**Challenge**.
Do any lines in the data below contain "uncertainties"? If so, copy every one of them.

**Records for this task**.
= = = = =

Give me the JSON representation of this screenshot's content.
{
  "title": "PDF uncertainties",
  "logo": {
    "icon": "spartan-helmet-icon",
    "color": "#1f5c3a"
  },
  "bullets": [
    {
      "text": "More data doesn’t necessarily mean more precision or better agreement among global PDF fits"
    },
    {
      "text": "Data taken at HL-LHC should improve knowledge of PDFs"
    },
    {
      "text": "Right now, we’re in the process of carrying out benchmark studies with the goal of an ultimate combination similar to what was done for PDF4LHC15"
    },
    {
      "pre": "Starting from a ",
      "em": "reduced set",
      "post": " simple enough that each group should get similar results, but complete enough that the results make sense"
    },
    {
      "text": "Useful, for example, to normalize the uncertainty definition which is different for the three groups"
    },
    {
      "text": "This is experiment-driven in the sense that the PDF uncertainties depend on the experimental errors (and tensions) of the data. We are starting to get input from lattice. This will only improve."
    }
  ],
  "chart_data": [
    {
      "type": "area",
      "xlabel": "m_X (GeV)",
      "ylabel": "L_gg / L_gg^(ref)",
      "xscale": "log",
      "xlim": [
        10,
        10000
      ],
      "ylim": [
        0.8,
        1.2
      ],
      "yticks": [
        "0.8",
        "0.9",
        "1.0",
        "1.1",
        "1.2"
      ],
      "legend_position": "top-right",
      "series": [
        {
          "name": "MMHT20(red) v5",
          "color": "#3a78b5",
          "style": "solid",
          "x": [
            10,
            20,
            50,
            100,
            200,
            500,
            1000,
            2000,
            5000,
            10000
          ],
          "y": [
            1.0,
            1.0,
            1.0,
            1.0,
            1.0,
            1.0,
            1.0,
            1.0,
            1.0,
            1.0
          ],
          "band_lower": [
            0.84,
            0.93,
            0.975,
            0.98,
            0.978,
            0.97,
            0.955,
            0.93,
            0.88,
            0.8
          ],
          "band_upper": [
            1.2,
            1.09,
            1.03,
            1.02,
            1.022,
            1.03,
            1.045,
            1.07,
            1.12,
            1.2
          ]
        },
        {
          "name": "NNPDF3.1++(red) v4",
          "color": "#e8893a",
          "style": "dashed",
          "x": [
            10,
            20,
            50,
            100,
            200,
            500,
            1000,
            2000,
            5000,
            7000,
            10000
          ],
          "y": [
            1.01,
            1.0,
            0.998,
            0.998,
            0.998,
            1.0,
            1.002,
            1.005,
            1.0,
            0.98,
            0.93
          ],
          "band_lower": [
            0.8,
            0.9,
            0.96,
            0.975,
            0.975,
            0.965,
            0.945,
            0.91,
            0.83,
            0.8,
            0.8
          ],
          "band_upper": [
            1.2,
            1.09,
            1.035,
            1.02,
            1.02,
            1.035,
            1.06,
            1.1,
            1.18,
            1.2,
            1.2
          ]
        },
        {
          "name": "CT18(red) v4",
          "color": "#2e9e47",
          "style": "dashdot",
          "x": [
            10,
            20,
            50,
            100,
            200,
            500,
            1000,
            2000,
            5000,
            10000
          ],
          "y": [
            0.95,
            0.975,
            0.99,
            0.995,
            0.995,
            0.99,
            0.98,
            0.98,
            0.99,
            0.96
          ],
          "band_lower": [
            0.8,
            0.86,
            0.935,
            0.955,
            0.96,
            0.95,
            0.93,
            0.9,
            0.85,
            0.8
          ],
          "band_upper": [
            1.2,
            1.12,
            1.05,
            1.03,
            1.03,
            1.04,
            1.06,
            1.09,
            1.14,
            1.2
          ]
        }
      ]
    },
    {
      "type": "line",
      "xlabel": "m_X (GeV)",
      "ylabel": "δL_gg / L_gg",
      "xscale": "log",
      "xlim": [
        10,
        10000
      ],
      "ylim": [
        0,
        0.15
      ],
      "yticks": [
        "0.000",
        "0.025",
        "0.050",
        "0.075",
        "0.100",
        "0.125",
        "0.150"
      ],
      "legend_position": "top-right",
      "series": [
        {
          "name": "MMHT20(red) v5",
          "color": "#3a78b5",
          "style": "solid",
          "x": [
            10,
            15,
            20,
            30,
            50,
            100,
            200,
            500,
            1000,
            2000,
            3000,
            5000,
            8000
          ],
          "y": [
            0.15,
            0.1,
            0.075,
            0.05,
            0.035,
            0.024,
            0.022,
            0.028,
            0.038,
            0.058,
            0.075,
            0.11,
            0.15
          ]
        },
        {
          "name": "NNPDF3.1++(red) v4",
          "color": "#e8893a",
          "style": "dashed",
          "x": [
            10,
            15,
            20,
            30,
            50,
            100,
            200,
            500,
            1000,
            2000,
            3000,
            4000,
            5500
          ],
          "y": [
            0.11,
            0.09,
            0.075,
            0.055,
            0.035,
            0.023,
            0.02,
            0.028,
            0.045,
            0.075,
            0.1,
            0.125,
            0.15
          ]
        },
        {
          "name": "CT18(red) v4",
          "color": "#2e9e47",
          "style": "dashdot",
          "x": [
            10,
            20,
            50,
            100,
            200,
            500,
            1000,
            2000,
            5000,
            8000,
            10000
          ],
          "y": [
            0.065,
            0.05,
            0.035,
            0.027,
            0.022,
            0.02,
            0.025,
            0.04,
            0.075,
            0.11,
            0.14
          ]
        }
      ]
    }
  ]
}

= = = = =

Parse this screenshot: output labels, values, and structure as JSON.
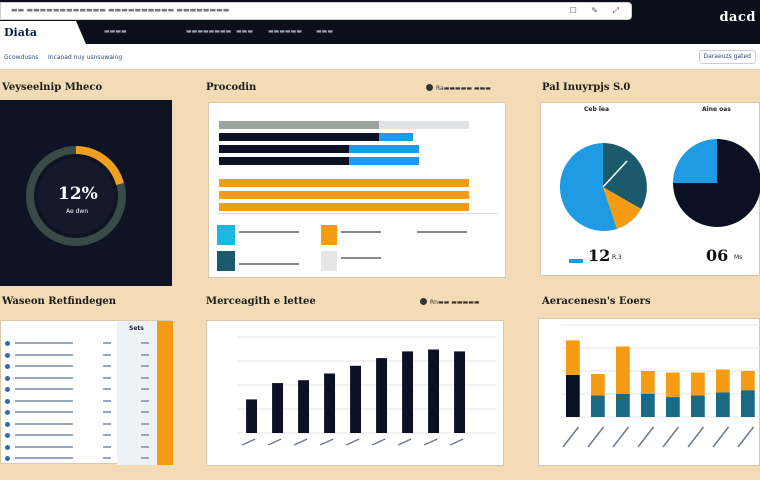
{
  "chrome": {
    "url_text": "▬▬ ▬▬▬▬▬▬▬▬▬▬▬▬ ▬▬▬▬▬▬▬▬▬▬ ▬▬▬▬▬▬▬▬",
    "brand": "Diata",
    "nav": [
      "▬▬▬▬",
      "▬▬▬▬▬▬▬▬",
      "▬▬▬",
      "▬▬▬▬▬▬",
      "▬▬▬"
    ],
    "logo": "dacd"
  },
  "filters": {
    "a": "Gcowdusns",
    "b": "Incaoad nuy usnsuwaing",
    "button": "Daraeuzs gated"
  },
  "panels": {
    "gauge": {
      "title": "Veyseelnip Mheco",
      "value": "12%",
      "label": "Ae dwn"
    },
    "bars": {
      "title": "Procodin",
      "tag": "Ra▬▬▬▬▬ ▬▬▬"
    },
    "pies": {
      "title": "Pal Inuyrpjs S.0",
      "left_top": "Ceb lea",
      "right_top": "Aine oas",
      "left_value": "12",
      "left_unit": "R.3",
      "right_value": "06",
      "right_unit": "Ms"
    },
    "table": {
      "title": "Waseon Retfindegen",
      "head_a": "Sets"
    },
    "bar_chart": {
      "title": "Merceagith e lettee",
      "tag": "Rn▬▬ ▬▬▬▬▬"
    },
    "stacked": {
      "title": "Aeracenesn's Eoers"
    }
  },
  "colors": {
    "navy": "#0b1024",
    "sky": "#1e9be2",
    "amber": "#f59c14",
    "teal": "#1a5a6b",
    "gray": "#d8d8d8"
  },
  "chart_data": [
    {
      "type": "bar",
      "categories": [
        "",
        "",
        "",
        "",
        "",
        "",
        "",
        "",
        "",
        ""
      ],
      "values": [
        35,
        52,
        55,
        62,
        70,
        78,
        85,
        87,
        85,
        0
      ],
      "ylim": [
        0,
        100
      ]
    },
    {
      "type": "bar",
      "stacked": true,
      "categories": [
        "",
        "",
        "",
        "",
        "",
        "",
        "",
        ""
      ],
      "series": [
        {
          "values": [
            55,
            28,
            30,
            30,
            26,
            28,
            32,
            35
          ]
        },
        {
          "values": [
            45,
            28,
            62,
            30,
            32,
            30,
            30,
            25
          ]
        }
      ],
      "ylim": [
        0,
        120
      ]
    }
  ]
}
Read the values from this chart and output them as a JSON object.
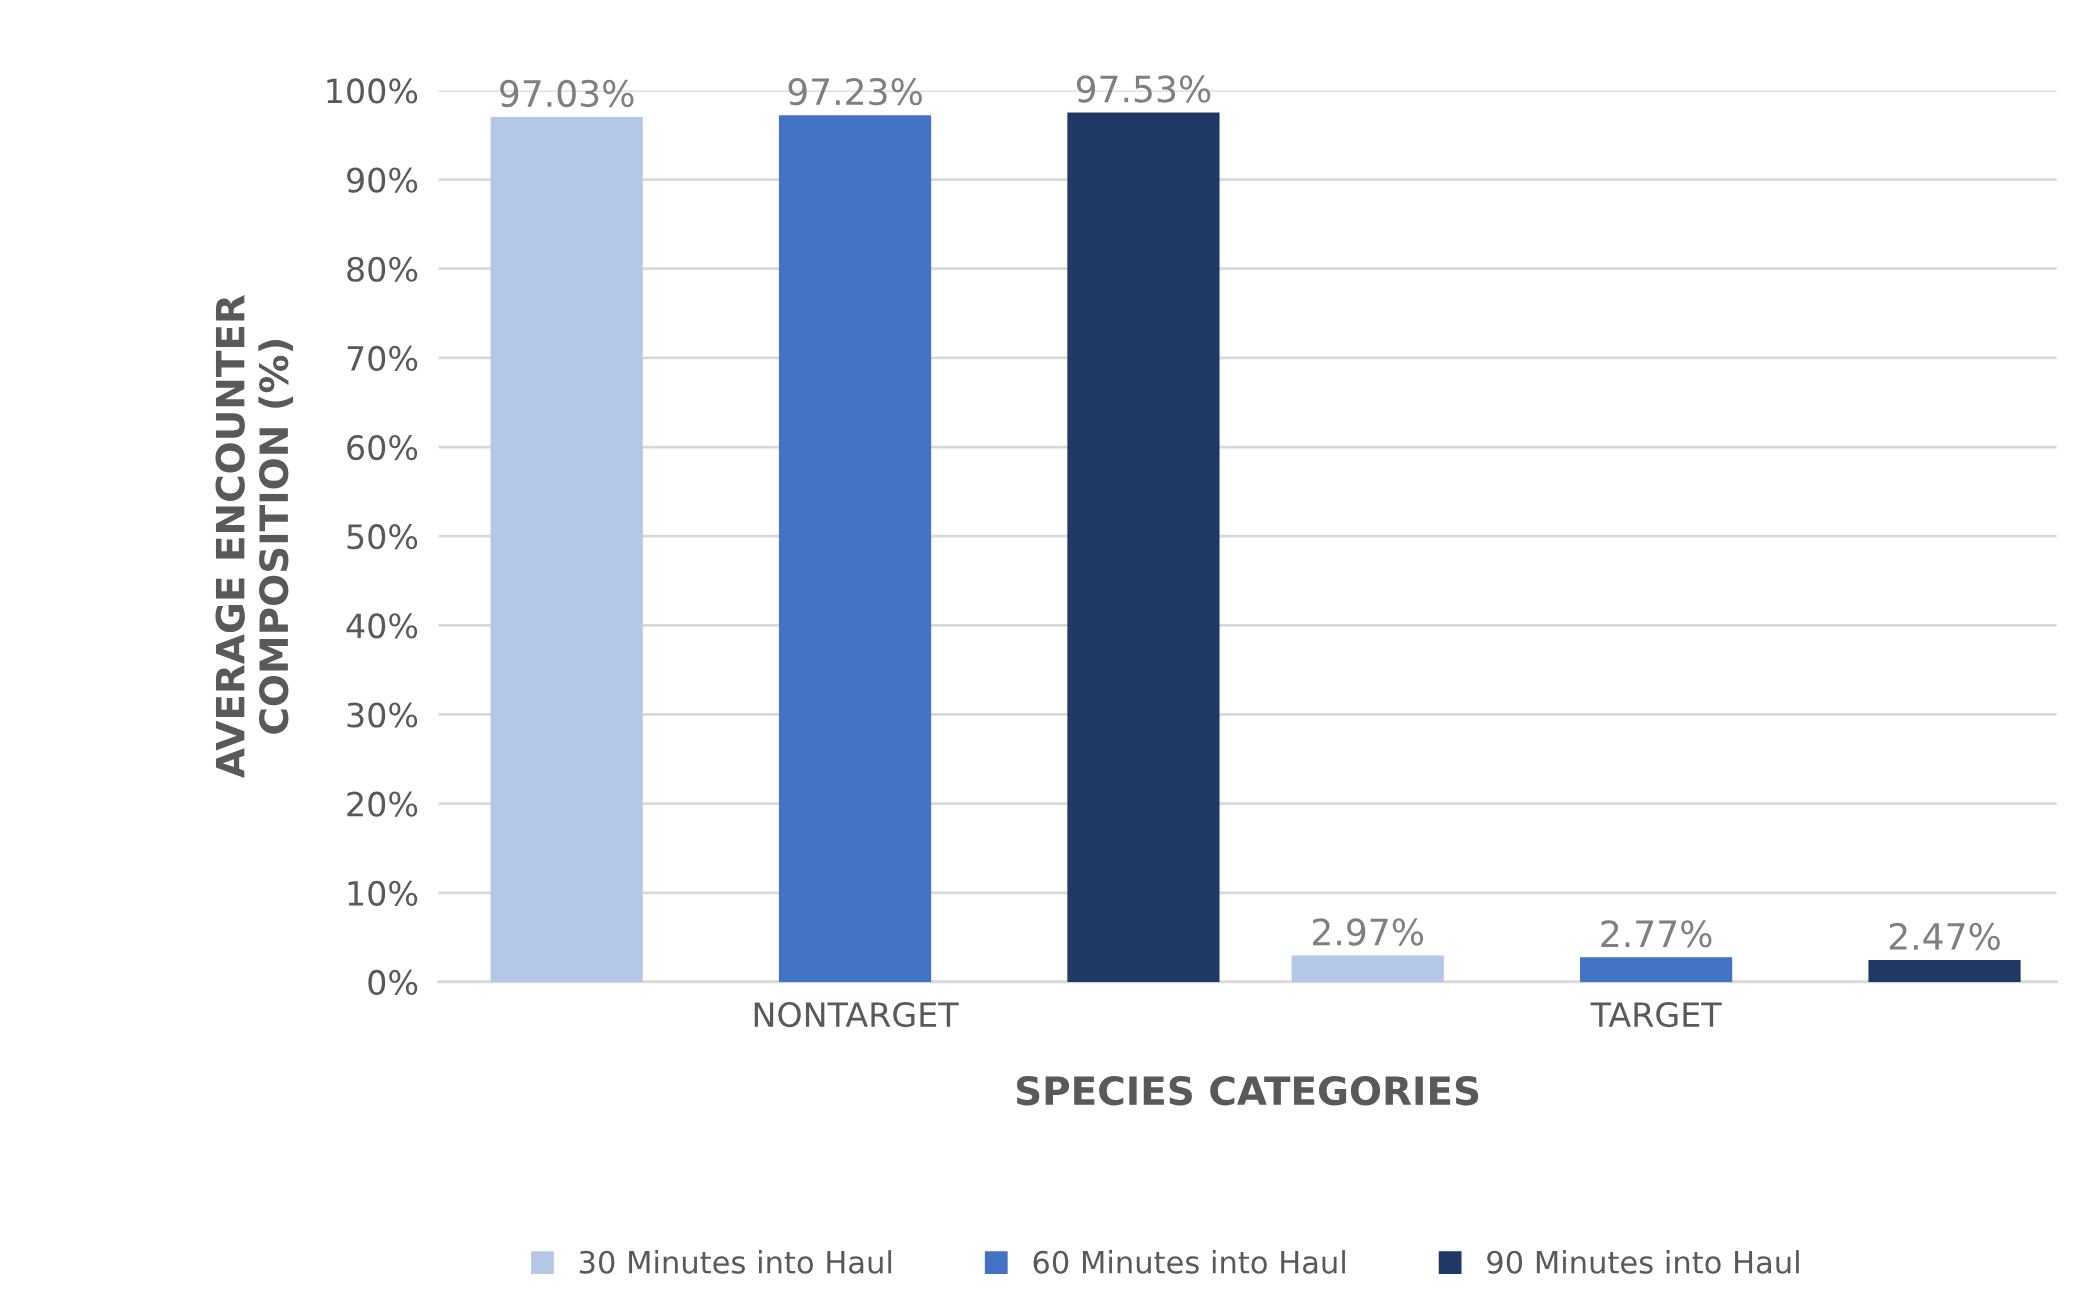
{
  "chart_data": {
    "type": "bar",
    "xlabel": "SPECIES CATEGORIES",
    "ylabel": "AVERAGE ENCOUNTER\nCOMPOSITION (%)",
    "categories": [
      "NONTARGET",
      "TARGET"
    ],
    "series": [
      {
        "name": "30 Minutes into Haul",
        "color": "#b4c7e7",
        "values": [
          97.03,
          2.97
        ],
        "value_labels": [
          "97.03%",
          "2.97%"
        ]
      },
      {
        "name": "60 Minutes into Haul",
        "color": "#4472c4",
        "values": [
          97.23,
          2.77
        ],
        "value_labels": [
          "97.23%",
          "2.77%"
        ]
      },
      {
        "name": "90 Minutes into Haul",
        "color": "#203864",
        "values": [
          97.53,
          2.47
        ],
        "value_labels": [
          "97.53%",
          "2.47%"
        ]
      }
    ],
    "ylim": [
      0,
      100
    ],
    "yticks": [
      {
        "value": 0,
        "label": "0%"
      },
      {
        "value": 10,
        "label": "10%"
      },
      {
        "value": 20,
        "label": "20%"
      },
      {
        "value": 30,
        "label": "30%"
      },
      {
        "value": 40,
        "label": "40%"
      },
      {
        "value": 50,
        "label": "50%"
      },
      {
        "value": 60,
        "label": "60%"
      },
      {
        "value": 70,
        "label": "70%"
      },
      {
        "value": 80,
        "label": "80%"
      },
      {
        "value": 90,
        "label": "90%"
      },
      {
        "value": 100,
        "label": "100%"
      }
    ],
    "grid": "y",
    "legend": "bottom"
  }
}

= = = = =

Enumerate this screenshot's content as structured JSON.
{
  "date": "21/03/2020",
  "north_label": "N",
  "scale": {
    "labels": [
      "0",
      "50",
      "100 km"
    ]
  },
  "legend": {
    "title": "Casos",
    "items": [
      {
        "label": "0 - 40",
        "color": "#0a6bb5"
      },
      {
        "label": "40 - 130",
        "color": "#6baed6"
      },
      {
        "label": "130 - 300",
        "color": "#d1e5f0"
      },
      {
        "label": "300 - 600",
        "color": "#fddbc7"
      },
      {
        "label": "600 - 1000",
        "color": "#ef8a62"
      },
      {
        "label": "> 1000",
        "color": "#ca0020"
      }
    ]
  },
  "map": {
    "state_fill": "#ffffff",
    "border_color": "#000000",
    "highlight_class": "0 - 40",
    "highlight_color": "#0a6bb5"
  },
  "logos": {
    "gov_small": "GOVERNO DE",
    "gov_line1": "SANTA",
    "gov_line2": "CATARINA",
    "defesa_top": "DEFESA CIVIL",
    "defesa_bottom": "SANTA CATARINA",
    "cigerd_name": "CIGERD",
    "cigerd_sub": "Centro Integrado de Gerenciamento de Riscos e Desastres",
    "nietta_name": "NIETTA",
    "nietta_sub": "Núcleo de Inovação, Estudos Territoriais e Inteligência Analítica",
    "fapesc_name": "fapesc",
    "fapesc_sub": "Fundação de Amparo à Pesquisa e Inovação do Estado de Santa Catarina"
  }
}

= = = = =

**The solution**.
  "title": "PDF uncertainties",
      "text": "This is experiment-driven in the sense that the PDF uncertainties depend on the experimental errors (and tensions) of the data. We are starting to get input from lattice. This will only improve."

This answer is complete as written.